The city's population is at least a hundred thousand, and is made up of humans, cactacae, khepri, ab-dead, Remade, scabmettlers and many other races. People considered criminals (or otherwise being of lower classes) in their former home states of Bas-Lag are recast as equals upon joining Armada, and often go on to hold positions of power.

Armada thrives on piracy, and through this method adds wealth to itself. Piracy of the seas also leads to acquisitions of knowledge in countless languages (all books are stolen for the Grand Gears Library), and the growth of Armada's population, for any ship intercepted by Armada's forces is assimilated into the city and its crew and passengers are press-ganged into citizenship for life. The language of Armada is Salt, a constructed language deliberately made easy to learn, and consisting of vocabulary from the languages of the many races who inhabit the city.

In the course of the events of The Scar, the Lovers devise of and carry out a plan to raise the legendary avanc to give Armada ultimate power over the seas. This has been tried once before in Armada's history, as evidenced by five enormous chains attached to the undersides of the city's largest ships. Along with a team of scientists and engineers, and against the voices of several of the other ridings, Garwater is able to summon the avanc using a great deal of physical and magical energy. This gives Armada the means to travel to the mythical "Scar".

Its ridings are:
Garwater: The most powerful of the ridings, led by the Lovers, two nameless scar-covered pirates who influence most of Armada's decisions. Garwater's flagship is The Grand Easterly. It is also in possession of two enormous airships, the Arrogance and the Trident, as well as the stolen New Crobuzon deep-sea rig Sorghum.
Dry Fall: Governed by a vampir called the Brucolac, Dry Fall's residents are prosperous and have the most security and individual freedoms of any of the ridings in Armada, but they pay for this way of life through a "goretax" - they donate their own blood to their vampiric leader. Dry Fall, along with Curhouse, stands against Garwater's plans to raise the avanc. Dry Fall's flagship is the Uroc.
Booktown: Run by a khepri triumvirate. Booktown houses the Grand Gears Library, Armada's immense stronghold of knowledge.
Curhouse: Curhouse is the most democratic of the ridings, and is governed by a large Council, who tend to oppose the Lovers. Curhouse is where Bellis Coldwine's ship the Terpsichoria ends up, and it is also the location of Croom Park, a large public garden spread over several ships that have been gutted and filled with soil.
Thee-and-Thine: This riding is led by a trader-king named Friedrich, whose favour is easily bought by the Lovers. It is regarded as a lawless slum-like neighbourhood by the greater populace of Armada, but Bellis observes that it is more mercantile than lawless. The flagship is the Salt Godling.
Bask: Bask's flagship is the Tailor's Moan. It is home to the menfish.
Jhour: This riding is led by a Cactacae queen named Braginod. Its flagship is the Saskital.
Shaddler: This riding is governed by a general, and is home to the majority of the Scabmettler population. Its flagship is the Therianthropus.

******************************

* [Problems]
A - Output the passage about the city of Armada word for word, starting with the words "Curhouse: Curhouse is" and ending after "filled with soil.".
B - Write the next part of the passage about the city of Armada, picking up right after its final sentence.
The material comes from a separate, unrelated source.

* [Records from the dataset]

******************************

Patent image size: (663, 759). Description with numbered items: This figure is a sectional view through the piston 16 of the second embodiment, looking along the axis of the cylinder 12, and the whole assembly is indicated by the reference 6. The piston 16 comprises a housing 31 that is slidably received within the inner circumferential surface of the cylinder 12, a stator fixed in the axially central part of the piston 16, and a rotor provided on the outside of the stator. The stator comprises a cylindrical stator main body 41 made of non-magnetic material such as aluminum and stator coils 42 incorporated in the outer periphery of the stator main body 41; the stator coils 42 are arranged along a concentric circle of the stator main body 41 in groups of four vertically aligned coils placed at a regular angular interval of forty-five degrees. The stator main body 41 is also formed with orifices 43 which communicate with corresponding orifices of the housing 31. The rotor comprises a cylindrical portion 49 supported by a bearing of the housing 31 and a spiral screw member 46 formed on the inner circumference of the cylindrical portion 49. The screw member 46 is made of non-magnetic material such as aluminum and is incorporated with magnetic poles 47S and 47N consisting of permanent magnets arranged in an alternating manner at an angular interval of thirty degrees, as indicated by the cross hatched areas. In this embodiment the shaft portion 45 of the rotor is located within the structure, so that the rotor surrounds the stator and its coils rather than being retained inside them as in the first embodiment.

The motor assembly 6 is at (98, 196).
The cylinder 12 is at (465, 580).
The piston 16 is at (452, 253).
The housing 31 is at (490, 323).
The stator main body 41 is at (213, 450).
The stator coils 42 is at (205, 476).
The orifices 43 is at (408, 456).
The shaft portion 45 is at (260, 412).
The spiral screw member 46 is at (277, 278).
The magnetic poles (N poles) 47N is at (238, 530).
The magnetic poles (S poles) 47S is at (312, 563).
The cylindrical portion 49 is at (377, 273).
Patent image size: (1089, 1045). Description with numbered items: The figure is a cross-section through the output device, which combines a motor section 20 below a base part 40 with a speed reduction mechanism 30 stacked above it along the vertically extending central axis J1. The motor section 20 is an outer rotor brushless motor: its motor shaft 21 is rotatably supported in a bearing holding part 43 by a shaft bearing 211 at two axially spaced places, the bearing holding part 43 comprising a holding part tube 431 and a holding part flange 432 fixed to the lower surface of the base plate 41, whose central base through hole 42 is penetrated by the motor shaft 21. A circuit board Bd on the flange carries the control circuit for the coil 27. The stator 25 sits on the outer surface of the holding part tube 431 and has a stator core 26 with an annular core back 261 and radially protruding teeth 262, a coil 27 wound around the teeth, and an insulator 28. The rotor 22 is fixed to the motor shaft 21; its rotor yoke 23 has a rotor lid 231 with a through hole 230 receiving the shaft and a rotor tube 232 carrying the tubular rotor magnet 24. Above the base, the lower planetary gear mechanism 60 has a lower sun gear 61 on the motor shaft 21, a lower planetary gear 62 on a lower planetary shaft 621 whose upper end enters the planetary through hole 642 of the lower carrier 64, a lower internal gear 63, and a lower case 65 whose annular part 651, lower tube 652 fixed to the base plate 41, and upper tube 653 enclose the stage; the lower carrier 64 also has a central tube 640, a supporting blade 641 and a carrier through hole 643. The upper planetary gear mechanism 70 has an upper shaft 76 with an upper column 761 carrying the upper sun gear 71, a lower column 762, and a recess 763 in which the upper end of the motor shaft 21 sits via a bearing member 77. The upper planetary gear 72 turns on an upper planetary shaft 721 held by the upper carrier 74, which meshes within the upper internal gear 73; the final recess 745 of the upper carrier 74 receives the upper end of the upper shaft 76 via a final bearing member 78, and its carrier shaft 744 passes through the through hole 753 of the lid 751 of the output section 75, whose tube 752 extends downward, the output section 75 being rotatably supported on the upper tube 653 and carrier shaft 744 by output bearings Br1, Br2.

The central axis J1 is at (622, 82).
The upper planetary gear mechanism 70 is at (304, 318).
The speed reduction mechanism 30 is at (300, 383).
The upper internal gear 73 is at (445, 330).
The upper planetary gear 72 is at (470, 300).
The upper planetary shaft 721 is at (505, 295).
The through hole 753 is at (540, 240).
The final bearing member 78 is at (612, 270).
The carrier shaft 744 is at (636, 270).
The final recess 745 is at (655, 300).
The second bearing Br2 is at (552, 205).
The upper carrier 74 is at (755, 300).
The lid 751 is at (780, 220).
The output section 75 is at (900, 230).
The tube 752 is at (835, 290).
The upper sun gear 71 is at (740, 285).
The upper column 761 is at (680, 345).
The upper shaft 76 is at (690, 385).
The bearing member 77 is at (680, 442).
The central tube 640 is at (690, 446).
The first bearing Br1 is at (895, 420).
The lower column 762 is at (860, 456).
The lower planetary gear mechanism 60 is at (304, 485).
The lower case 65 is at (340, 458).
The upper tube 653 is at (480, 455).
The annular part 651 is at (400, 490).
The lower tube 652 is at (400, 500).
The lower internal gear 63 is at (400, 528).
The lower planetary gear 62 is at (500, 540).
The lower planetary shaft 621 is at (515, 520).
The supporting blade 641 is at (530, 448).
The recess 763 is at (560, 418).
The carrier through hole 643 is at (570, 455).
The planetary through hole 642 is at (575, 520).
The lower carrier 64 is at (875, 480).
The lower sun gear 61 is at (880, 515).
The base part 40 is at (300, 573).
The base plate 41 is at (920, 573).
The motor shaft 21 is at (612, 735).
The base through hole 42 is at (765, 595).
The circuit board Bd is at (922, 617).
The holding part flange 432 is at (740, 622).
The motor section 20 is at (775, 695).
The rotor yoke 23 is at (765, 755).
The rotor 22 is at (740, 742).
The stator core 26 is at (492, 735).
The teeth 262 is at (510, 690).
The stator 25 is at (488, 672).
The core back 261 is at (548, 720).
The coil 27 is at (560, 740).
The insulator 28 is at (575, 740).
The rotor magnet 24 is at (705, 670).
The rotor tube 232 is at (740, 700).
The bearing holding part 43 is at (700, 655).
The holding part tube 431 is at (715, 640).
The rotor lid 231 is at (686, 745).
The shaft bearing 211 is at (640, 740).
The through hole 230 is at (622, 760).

******************************

* [Final answers]
A -
Curhouse: Curhouse is the most democratic of the ridings, and is governed by a large Council, who tend to oppose the Lovers. Curhouse is where Bellis Coldwine's ship the Terpsichoria ends up, and it is also the location of Croom Park, a large public garden spread over several ships that have been gutted and filled with soil.

B -
The Haunted Quarter: A deserted riding of ancient ships, believed to be inhabited by all manner of ghouls and other supernatural beings. It was used as a hideout for Silas Fennec.

History

Ghosthead Empire
Over three thousand years before the events of The Scar, powerful entities from another plane of existence ruled all of Bas-Lag for a period of 500 years. The Ghosthead, as these entities were known, originated on another world in a different plane of existence somewhere on the eastern rim of the universe. Seeking a milder place to live than their homeworld, which was torn between a vicious cycle of days and nights that created oceans of molten iron and froze the very atmosphere, the Ghosthead built a "metal fish" and used it to find Bas-Lag. Their arrival created The Scar, a massive physical and dimensional rift on Bas-Lag's surface from which different existential possibilities leak. The Ghosthead harnessed the energy from The Scar with a process called "possibility mining", and used their power to gain control over all of Bas-Lag, manipulating possibilities to their advantage. The Ghosthead Empire was ultimately destroyed by a rebellion called the Contumancy, followed by a period known as the Sloughing-Off. The Empire's history survives long after its fall in documents such as the Imperial Canon, and in lost technologies and structures, like Possible Swords and Possible Towers, still scattered in hidden places across Bas-Lag.

Malarial Queendom
The Malarial Queendom was a short-lived empire built by the anophelii, with territory in Rohagi, Shoteka, and the Shards. Some two thousand years before The Scar, the Queendom collapsed and the anophelii were nearly eradicated. The remaining anophelii were driven to a small island south of Gnurr Kett, where they are kept in isolation as captive scholars for the Gnurr Kett nobility.

First Umbric Age
The time period in which the Bas-Lag novels are set, the First Umbric Age, is the period of infighting and feuding that occurred between the various states on Rohagi after the Ghosthead Empire departed. The calendar used by New Crobuzon (at least) marks its years from the start of the First Umbric Age.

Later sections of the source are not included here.